[Excerpted data]:
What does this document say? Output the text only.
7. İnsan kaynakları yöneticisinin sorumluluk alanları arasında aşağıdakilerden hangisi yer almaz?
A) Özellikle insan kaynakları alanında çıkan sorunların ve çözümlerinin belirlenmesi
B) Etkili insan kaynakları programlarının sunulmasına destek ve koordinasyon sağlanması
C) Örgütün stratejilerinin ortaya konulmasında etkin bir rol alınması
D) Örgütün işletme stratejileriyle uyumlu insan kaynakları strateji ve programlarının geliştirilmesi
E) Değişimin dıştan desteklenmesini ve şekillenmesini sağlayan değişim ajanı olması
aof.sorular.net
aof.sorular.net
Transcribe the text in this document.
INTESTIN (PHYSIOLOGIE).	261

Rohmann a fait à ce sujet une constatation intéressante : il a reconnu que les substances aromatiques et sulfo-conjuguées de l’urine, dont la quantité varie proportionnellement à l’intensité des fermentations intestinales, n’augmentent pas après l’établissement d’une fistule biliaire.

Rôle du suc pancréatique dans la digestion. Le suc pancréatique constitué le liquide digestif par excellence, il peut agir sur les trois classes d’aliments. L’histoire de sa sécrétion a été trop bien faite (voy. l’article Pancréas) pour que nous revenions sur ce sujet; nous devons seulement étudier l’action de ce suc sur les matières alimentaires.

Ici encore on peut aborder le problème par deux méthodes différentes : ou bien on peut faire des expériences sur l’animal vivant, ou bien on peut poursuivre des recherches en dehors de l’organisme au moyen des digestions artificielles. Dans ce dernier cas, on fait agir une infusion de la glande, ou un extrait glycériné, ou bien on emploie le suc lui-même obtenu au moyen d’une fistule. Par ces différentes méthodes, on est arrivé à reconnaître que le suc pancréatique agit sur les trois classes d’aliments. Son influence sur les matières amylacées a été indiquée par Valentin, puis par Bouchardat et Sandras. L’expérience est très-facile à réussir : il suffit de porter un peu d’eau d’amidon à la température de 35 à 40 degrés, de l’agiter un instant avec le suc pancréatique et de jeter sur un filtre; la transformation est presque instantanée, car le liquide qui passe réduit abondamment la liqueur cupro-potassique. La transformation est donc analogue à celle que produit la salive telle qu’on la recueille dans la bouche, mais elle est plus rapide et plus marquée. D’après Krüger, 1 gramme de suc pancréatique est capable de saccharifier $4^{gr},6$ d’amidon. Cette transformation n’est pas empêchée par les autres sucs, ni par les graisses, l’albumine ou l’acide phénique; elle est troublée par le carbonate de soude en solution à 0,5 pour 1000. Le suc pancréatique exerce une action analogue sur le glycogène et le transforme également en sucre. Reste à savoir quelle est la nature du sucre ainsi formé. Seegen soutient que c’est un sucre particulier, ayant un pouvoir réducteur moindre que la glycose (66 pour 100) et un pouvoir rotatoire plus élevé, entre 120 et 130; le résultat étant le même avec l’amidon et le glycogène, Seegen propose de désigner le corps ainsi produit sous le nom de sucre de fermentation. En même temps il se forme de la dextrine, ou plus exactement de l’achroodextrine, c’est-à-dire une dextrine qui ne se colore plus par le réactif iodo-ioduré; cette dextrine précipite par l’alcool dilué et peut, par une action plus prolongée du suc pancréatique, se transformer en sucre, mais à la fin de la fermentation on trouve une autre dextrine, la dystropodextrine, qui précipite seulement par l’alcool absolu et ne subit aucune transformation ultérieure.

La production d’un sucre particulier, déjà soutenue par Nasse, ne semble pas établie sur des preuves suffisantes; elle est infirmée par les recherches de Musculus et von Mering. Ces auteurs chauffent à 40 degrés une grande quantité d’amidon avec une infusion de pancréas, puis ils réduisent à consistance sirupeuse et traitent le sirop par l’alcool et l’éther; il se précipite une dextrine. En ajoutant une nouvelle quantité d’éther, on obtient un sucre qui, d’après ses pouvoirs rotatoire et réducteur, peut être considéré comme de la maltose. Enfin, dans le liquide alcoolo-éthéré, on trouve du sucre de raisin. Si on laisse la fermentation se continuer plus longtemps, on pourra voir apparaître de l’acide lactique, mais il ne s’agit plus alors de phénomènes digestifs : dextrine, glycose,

[Written instruction]: Print out all the entries precisely as written.

[The output]:
What does this document say? Output the text only.
7. İnsan kaynakları yöneticisinin sorumluluk alanları arasında aşağıdakilerden hangisi yer almaz?
A) Özellikle insan kaynakları alanında çıkan sorunların ve çözümlerinin belirlenmesi
B) Etkili insan kaynakları programlarının sunulmasına destek ve koordinasyon sağlanması
C) Örgütün stratejilerinin ortaya konulmasında etkin bir rol alınması
D) Örgütün işletme stratejileriyle uyumlu insan kaynakları strateji ve programlarının geliştirilmesi
E) Değişimin dıştan desteklenmesini ve şekillenmesini sağlayan değişim ajanı olması
aof.sorular.net
aof.sorular.net
Transcribe the text in this document.
INTESTIN (PHYSIOLOGIE).	261

Rohmann a fait à ce sujet une constatation intéressante : il a reconnu que les substances aromatiques et sulfo-conjuguées de l’urine, dont la quantité varie proportionnellement à l’intensité des fermentations intestinales, n’augmentent pas après l’établissement d’une fistule biliaire.

Rôle du suc pancréatique dans la digestion. Le suc pancréatique constitué le liquide digestif par excellence, il peut agir sur les trois classes d’aliments. L’histoire de sa sécrétion a été trop bien faite (voy. l’article Pancréas) pour que nous revenions sur ce sujet; nous devons seulement étudier l’action de ce suc sur les matières alimentaires.

Ici encore on peut aborder le problème par deux méthodes différentes : ou bien on peut faire des expériences sur l’animal vivant, ou bien on peut poursuivre des recherches en dehors de l’organisme au moyen des digestions artificielles. Dans ce dernier cas, on fait agir une infusion de la glande, ou un extrait glycériné, ou bien on emploie le suc lui-même obtenu au moyen d’une fistule. Par ces différentes méthodes, on est arrivé à reconnaître que le suc pancréatique agit sur les trois classes d’aliments. Son influence sur les matières amylacées a été indiquée par Valentin, puis par Bouchardat et Sandras. L’expérience est très-facile à réussir : il suffit de porter un peu d’eau d’amidon à la température de 35 à 40 degrés, de l’agiter un instant avec le suc pancréatique et de jeter sur un filtre; la transformation est presque instantanée, car le liquide qui passe réduit abondamment la liqueur cupro-potassique. La transformation est donc analogue à celle que produit la salive telle qu’on la recueille dans la bouche, mais elle est plus rapide et plus marquée. D’après Krüger, 1 gramme de suc pancréatique est capable de saccharifier $4^{gr},6$ d’amidon. Cette transformation n’est pas empêchée par les autres sucs, ni par les graisses, l’albumine ou l’acide phénique; elle est troublée par le carbonate de soude en solution à 0,5 pour 1000. Le suc pancréatique exerce une action analogue sur le glycogène et le transforme également en sucre. Reste à savoir quelle est la nature du sucre ainsi formé. Seegen soutient que c’est un sucre particulier, ayant un pouvoir réducteur moindre que la glycose (66 pour 100) et un pouvoir rotatoire plus élevé, entre 120 et 130; le résultat étant le même avec l’amidon et le glycogène, Seegen propose de désigner le corps ainsi produit sous le nom de sucre de fermentation. En même temps il se forme de la dextrine, ou plus exactement de l’achroodextrine, c’est-à-dire une dextrine qui ne se colore plus par le réactif iodo-ioduré; cette dextrine précipite par l’alcool dilué et peut, par une action plus prolongée du suc pancréatique, se transformer en sucre, mais à la fin de la fermentation on trouve une autre dextrine, la dystropodextrine, qui précipite seulement par l’alcool absolu et ne subit aucune transformation ultérieure.

La production d’un sucre particulier, déjà soutenue par Nasse, ne semble pas établie sur des preuves suffisantes; elle est infirmée par les recherches de Musculus et von Mering. Ces auteurs chauffent à 40 degrés une grande quantité d’amidon avec une infusion de pancréas, puis ils réduisent à consistance sirupeuse et traitent le sirop par l’alcool et l’éther; il se précipite une dextrine. En ajoutant une nouvelle quantité d’éther, on obtient un sucre qui, d’après ses pouvoirs rotatoire et réducteur, peut être considéré comme de la maltose. Enfin, dans le liquide alcoolo-éthéré, on trouve du sucre de raisin. Si on laisse la fermentation se continuer plus longtemps, on pourra voir apparaître de l’acide lactique, mais il ne s’agit plus alors de phénomènes digestifs : dextrine, glycose,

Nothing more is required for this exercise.